**Material shown**

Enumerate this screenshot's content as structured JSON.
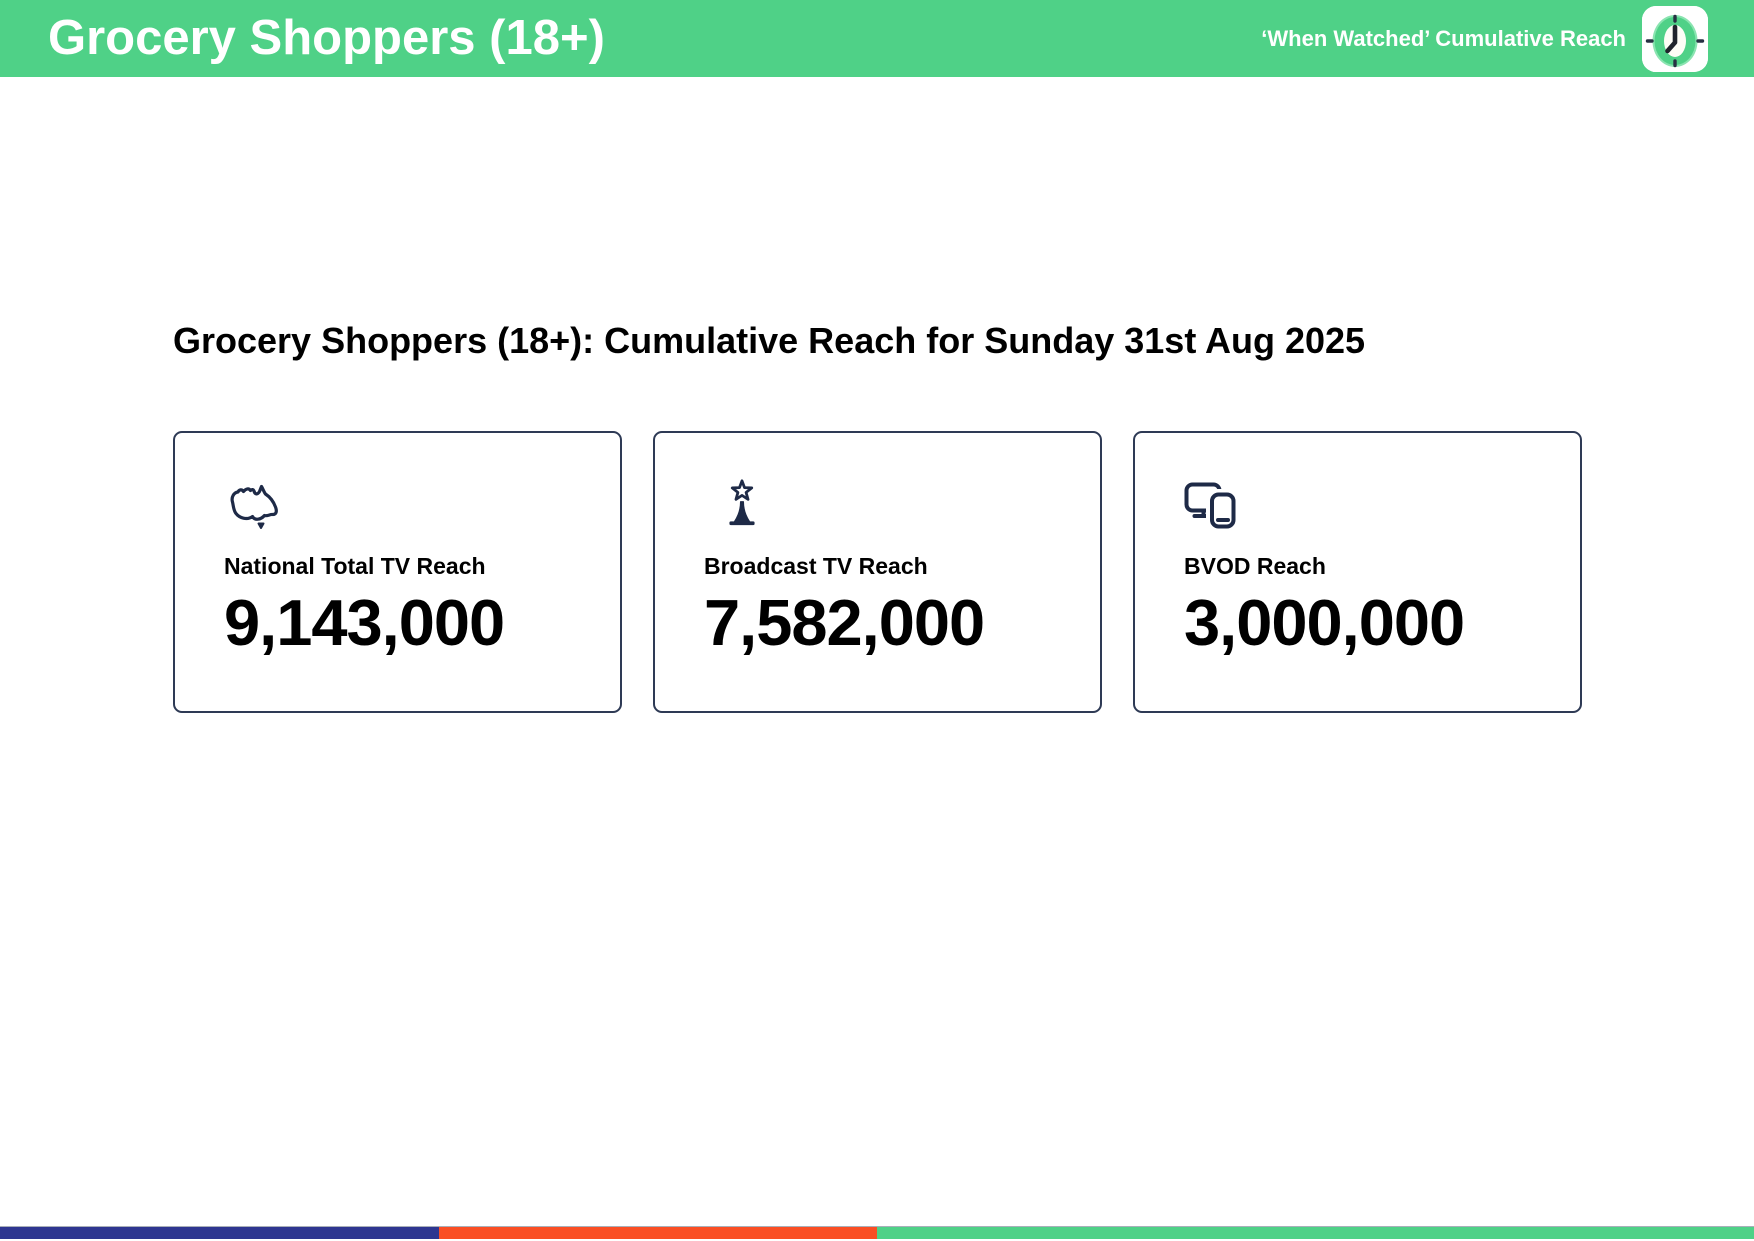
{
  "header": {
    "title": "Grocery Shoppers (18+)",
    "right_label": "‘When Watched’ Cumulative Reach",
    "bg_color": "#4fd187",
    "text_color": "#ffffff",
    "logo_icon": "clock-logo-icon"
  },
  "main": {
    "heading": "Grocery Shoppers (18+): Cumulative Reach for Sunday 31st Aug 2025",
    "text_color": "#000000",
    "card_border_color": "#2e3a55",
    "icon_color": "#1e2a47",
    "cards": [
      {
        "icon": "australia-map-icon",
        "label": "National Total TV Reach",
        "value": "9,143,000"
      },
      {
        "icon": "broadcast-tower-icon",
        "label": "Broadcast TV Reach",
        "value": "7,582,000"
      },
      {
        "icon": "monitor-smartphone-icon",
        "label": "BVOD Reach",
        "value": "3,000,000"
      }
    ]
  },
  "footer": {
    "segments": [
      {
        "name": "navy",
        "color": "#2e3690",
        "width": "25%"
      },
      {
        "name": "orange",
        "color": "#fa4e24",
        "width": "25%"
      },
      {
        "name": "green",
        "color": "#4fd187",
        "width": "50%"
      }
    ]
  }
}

**Exercise requirements**
Copy every line above that holds the word "Grocery".

**Result for this exercise**
    "title": "Grocery Shoppers (18+)",
    "heading": "Grocery Shoppers (18+): Cumulative Reach for Sunday 31st Aug 2025",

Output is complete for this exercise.